### [Passage]
Archive for October, 2009

Stupidity, the Bookkeeper and the Road to Hell

Saturday, October 31st, 2009

It’s Halloween, so I must share a spooky stuper (short for an alarmingly stupid person) tale, only it’s not a tale because it’s completely true. Caution: this is not for the feeble minded.

I currently share an office, as I await a move into a new building. My office-mate and I actually head different charitable-type, organizations. My calls are all of the confidential priest-penitent, shrink-nutcase, child-imaginary friend, privileged sort. But alas, for two freaking hours weekly, I am exposed to a stuper…the bookkeeper, Marian,  who not only stops what she’s doing to listen to my conversations, but maintains a running (or should I say tripping and stumbling?) commentary.

“Is that a misdemeanor?” Marian asks after one of my calls. Only in her voice, it sounds like this:

“IIIIIIs thaaaaaat aaaaaa missssdemeeeeeanorrrr?” And don’t forget to add the rise and fall of many octaves and pitches within that one question, and the fact that this is not my bookkeeper. If she was, she would have been fired the moment she opened her mouth. In fact, she never would have been hired.

On my very first day on the job, Marian said, without taking one breath and with the lilt that would make Mother Teresa want to smash a crystal vase over her head (Marian’s head, not the good mother’s, God rest her soul).

### [Data shown]
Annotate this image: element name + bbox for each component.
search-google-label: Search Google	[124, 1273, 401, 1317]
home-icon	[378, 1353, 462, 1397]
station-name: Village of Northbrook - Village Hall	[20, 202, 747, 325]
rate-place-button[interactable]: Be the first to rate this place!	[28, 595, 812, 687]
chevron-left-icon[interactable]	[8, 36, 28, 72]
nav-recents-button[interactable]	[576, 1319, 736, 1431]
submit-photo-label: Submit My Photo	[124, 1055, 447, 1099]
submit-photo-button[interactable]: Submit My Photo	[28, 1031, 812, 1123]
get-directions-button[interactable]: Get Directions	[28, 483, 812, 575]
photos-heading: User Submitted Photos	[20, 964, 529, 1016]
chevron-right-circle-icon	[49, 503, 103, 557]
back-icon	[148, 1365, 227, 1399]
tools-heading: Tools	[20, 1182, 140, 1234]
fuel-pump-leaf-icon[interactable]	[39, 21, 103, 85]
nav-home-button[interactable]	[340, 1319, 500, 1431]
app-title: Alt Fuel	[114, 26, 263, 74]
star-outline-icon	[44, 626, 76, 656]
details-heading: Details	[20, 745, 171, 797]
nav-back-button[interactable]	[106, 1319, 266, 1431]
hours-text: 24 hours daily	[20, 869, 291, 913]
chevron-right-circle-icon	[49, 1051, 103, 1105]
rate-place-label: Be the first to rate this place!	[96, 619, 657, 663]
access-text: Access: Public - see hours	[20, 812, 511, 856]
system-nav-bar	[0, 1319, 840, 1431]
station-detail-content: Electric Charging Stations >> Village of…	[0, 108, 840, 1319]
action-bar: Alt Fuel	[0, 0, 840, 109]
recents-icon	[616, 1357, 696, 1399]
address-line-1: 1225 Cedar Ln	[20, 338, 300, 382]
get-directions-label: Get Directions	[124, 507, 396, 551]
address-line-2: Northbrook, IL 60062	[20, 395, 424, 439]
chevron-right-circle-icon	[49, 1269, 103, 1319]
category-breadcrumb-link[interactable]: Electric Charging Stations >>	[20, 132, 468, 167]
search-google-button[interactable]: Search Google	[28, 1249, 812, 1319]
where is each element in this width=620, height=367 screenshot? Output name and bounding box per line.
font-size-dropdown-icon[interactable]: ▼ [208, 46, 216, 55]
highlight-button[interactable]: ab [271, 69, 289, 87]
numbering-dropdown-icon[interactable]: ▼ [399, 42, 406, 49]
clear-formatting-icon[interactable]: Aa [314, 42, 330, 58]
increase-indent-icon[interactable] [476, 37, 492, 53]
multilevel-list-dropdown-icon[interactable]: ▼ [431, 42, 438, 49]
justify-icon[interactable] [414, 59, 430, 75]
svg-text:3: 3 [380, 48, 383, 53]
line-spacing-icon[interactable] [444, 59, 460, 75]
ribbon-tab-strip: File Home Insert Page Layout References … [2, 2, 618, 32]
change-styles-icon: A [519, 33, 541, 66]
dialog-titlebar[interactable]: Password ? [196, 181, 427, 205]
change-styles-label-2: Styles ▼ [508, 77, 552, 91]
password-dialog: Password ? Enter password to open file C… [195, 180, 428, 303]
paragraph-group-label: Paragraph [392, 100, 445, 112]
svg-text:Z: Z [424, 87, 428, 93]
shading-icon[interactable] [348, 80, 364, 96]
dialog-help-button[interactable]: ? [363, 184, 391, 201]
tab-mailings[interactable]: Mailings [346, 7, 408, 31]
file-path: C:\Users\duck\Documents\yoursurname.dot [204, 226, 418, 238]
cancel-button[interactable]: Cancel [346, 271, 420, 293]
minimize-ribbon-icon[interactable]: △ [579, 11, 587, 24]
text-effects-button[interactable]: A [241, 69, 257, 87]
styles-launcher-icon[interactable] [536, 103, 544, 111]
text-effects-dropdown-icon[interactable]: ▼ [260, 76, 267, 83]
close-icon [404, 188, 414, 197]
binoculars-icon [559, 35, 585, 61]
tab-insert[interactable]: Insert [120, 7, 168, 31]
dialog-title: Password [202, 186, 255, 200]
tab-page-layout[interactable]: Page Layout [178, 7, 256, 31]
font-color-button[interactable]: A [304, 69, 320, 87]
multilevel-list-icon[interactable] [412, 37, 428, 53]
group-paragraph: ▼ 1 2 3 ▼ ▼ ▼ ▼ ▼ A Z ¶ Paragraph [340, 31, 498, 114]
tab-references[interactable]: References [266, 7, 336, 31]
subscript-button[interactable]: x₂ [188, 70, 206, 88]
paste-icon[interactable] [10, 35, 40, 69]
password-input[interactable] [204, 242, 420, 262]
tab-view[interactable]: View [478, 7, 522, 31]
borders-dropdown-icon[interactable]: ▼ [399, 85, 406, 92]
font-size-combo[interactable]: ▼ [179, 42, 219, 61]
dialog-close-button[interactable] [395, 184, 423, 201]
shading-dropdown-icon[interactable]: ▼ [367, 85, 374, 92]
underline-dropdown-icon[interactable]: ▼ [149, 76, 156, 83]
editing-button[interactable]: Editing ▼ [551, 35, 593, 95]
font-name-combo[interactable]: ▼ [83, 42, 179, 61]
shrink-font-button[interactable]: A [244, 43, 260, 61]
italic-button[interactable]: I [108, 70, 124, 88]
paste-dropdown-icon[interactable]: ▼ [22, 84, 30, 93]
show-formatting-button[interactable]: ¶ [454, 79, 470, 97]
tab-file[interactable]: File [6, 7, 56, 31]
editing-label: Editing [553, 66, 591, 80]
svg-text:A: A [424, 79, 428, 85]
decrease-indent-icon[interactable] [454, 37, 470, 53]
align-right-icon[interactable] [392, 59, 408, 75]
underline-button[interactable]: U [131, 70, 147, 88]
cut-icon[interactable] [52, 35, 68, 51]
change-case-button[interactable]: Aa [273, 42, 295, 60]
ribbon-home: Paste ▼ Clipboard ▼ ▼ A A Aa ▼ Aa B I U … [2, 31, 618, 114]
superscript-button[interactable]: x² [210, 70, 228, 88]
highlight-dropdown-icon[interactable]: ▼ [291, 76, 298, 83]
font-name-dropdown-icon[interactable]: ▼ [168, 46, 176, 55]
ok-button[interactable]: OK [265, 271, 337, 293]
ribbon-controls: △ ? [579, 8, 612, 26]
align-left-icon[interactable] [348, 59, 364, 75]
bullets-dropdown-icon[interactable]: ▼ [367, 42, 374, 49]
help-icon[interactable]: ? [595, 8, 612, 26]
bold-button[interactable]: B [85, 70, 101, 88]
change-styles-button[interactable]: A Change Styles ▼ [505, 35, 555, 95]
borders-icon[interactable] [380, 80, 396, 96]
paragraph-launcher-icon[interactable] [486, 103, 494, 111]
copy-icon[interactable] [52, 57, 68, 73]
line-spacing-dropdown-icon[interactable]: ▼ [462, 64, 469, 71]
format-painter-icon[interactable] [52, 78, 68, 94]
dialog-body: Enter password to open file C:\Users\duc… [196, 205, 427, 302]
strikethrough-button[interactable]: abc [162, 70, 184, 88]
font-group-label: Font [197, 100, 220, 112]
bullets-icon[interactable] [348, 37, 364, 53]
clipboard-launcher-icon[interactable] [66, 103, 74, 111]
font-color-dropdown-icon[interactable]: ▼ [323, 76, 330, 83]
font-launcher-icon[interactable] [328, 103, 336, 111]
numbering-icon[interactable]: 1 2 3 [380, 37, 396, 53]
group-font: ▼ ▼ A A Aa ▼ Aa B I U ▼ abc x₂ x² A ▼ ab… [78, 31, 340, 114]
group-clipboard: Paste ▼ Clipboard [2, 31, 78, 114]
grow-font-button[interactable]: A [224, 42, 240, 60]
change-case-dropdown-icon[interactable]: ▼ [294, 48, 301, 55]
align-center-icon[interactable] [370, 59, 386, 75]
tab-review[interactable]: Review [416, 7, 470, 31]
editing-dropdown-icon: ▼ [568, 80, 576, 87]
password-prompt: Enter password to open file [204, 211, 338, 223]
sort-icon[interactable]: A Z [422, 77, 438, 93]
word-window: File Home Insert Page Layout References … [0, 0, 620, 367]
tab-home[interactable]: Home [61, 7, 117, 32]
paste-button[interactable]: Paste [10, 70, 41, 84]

### [Goal 1]
Write out the stretch of the bookkeeper post from "Stupidity, the Bookkeeper" through "the feeble minded.", word for word.
### [Goal 2]
Condense the paragraph of the bookkeeper post that begins "I currently share an office" into two or three sentences, keeping its main facts.
The data have no connection to the bookkeeper post.

### [Worked answer 1]
Stupidity, the Bookkeeper and the Road to Hell

Saturday, October 31st, 2009

It’s Halloween, so I must share a spooky stuper (short for an alarmingly stupid person) tale, only it’s not a tale because it’s completely true. Caution: this is not for the feeble minded.

### [Worked answer 2]
While waiting to move into a new building, the writer shares an office with someone who heads a different charitable-type organization. The writer's calls are all confidential and privileged. For two hours each week, the bookkeeper, Marian, stops her work to listen in on those calls and keeps up a running commentary on them.